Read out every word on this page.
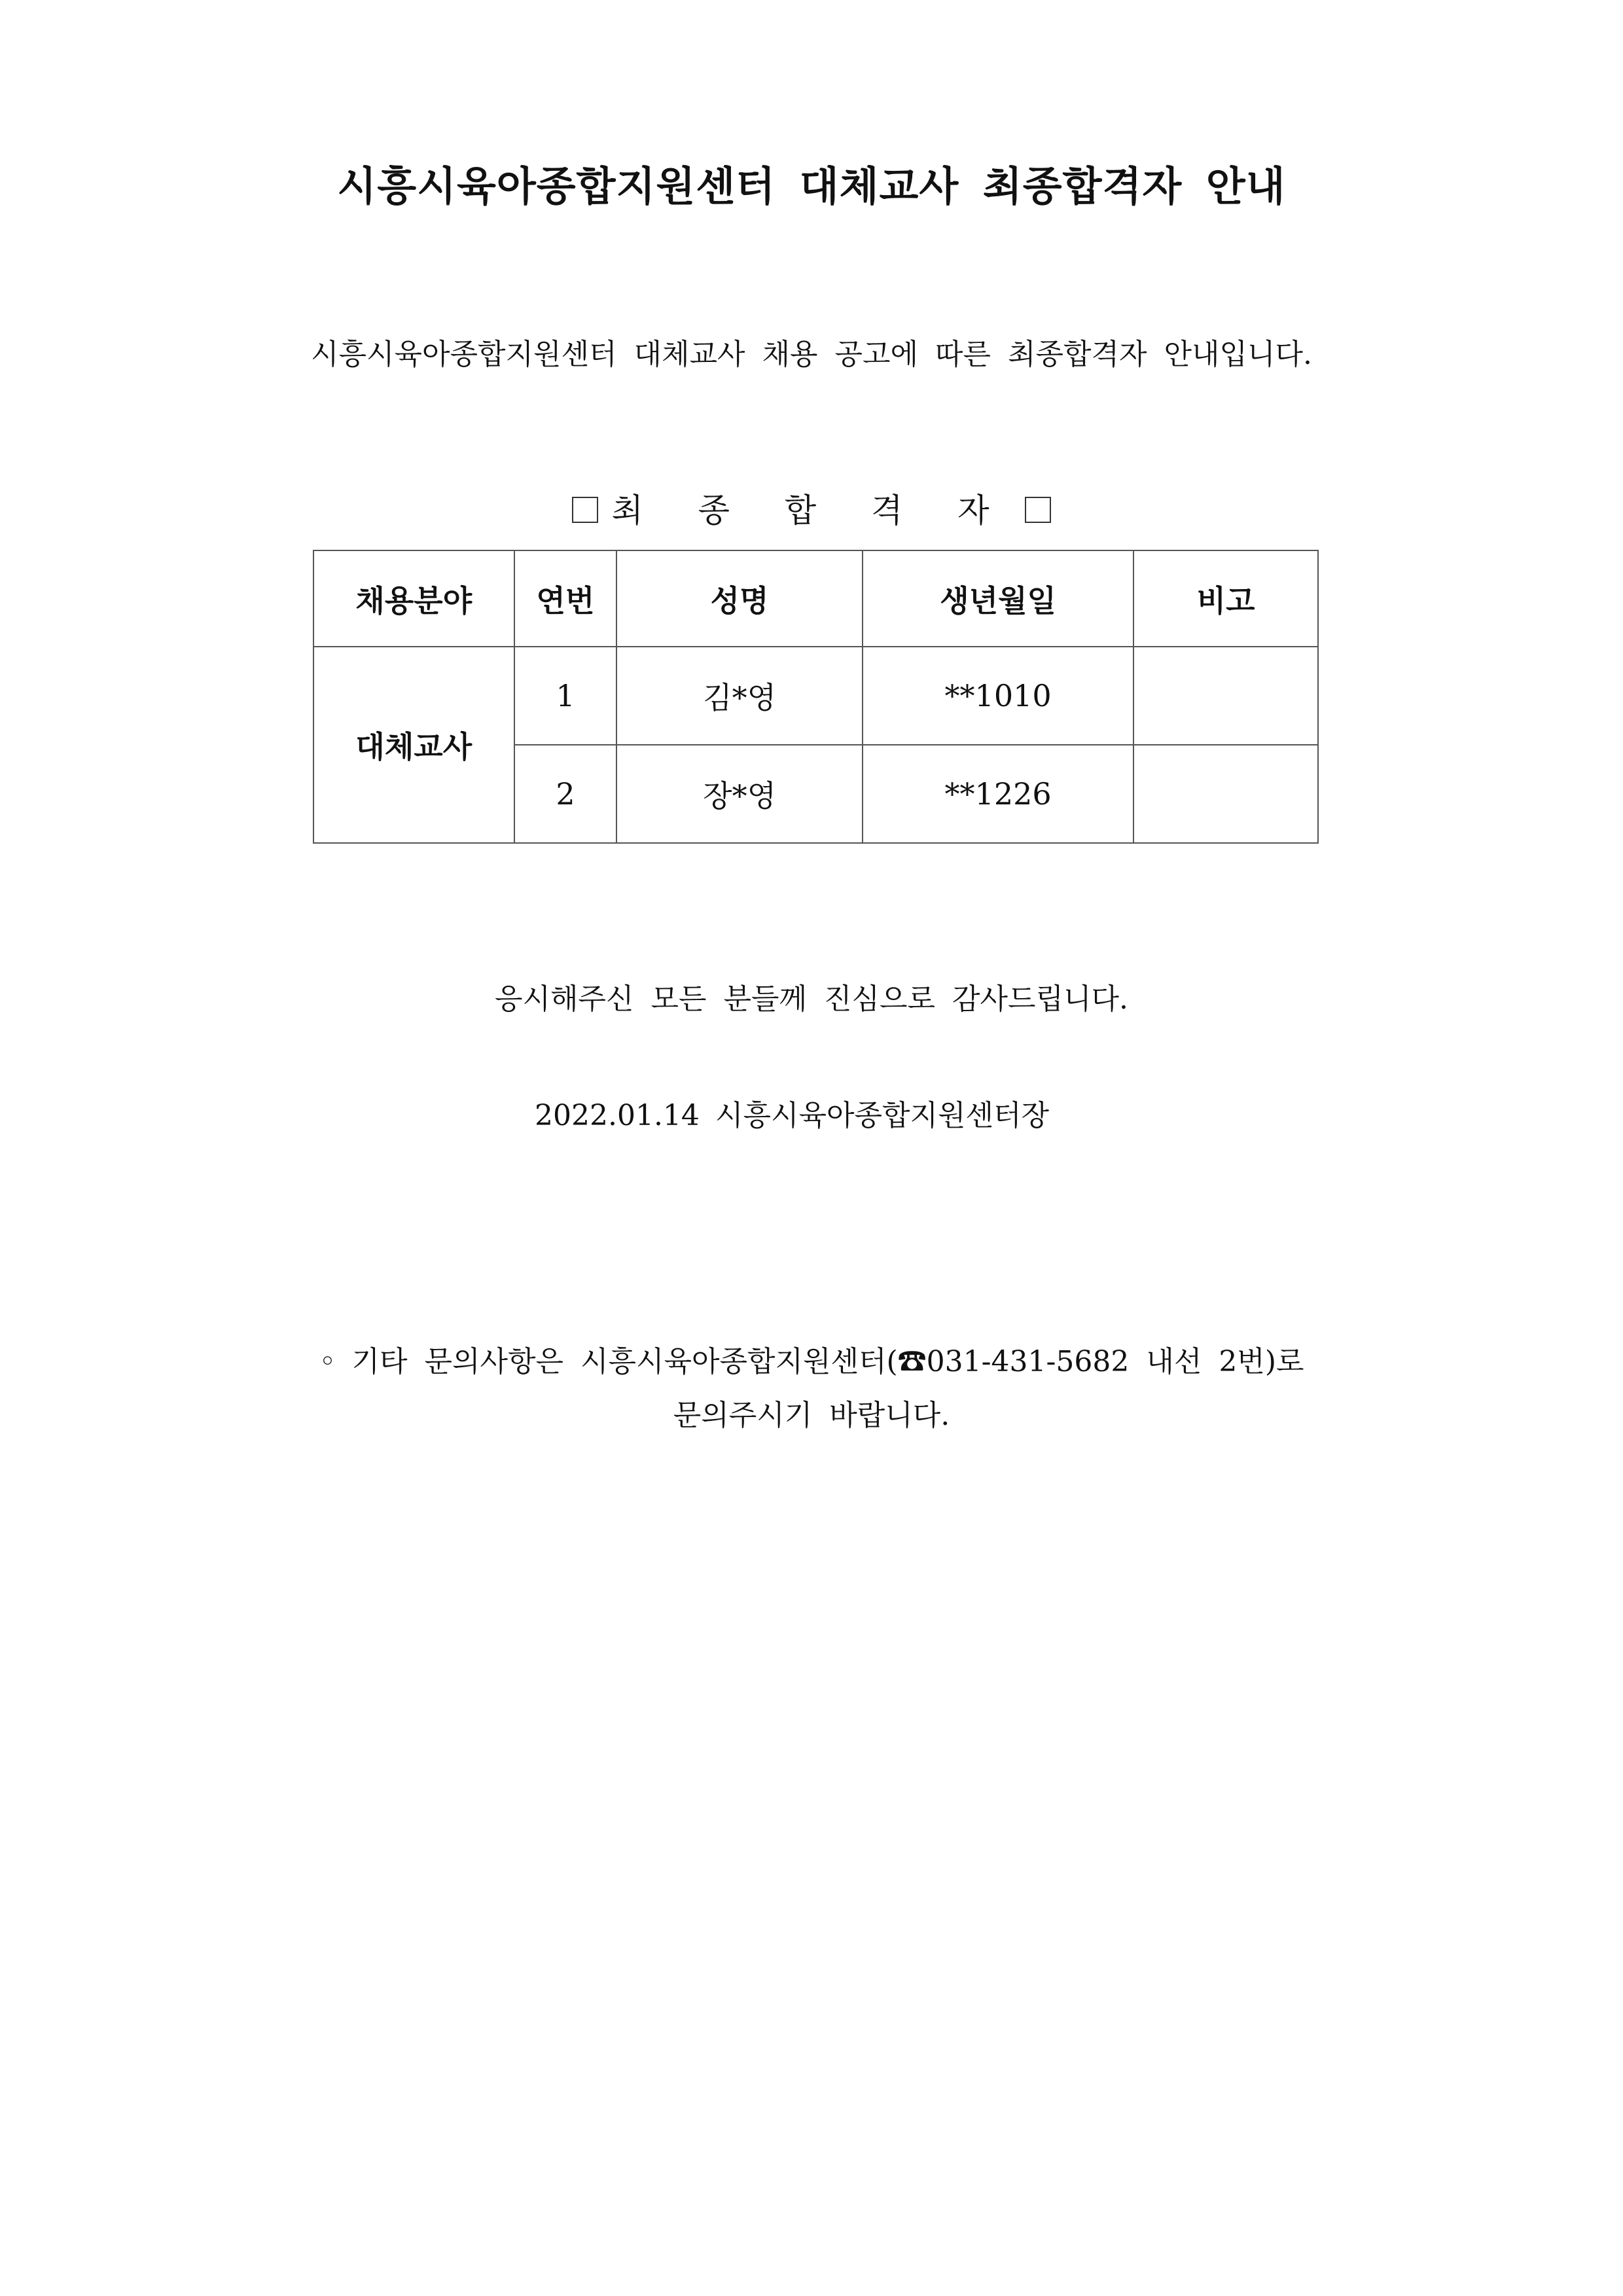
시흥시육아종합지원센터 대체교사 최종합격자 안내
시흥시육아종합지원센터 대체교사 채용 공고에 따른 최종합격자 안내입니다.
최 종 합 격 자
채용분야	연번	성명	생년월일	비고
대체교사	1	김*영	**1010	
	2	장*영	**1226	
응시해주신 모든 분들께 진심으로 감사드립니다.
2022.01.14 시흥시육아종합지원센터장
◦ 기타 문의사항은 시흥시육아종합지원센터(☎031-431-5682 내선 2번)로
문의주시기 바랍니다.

-=-=-

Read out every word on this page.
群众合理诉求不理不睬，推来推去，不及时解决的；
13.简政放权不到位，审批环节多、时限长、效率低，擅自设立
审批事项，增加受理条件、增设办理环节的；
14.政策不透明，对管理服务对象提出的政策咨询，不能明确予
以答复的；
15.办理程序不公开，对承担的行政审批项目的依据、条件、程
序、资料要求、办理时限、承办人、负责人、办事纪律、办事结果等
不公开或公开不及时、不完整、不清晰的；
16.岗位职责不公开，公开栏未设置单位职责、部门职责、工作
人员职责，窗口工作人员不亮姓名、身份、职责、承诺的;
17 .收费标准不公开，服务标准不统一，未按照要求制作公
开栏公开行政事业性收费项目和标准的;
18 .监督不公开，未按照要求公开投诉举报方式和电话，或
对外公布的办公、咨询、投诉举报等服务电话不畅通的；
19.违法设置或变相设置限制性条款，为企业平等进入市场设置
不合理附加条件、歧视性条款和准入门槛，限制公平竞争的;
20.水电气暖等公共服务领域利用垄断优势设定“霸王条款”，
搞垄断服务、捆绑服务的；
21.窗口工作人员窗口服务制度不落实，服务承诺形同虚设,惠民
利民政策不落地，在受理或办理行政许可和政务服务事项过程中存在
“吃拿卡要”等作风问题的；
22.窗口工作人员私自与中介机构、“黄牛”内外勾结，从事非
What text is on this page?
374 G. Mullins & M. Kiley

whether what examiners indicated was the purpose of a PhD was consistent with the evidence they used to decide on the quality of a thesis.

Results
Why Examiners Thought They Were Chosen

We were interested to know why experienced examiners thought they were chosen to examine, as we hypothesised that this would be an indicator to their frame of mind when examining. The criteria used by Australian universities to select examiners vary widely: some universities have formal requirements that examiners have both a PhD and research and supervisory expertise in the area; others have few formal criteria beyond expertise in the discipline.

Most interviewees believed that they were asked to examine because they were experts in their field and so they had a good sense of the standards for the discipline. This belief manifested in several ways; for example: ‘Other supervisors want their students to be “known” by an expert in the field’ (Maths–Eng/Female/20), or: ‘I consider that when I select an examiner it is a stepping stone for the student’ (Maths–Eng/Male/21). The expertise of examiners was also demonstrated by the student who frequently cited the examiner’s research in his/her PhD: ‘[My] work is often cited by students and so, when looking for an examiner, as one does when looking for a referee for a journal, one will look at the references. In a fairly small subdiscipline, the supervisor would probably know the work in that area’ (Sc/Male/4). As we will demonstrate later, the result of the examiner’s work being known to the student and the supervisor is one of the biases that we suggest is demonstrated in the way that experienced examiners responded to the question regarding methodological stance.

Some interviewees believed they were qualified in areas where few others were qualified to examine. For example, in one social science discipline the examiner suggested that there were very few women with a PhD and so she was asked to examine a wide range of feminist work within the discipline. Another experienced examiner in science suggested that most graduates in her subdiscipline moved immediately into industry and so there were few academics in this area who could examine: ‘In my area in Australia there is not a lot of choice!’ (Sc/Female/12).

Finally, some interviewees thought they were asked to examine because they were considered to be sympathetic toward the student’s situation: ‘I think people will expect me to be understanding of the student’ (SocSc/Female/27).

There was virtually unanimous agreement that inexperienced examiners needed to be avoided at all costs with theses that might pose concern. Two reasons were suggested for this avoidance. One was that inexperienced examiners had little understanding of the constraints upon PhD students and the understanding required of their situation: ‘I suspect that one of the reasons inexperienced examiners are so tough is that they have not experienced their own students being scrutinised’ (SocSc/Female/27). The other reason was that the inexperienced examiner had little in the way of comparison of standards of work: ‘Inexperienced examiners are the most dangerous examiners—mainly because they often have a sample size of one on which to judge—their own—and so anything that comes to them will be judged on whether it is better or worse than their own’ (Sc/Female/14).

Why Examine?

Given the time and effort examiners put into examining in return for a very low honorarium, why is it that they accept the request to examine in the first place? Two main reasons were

-=-=-

DIRECTION: Review the preceding data and report every line that includes the string "최종합격자".

WRITTEN SOLUTION:
시흥시육아종합지원센터 대체교사 최종합격자 안내
시흥시육아종합지원센터 대체교사 채용 공고에 따른 최종합격자 안내입니다.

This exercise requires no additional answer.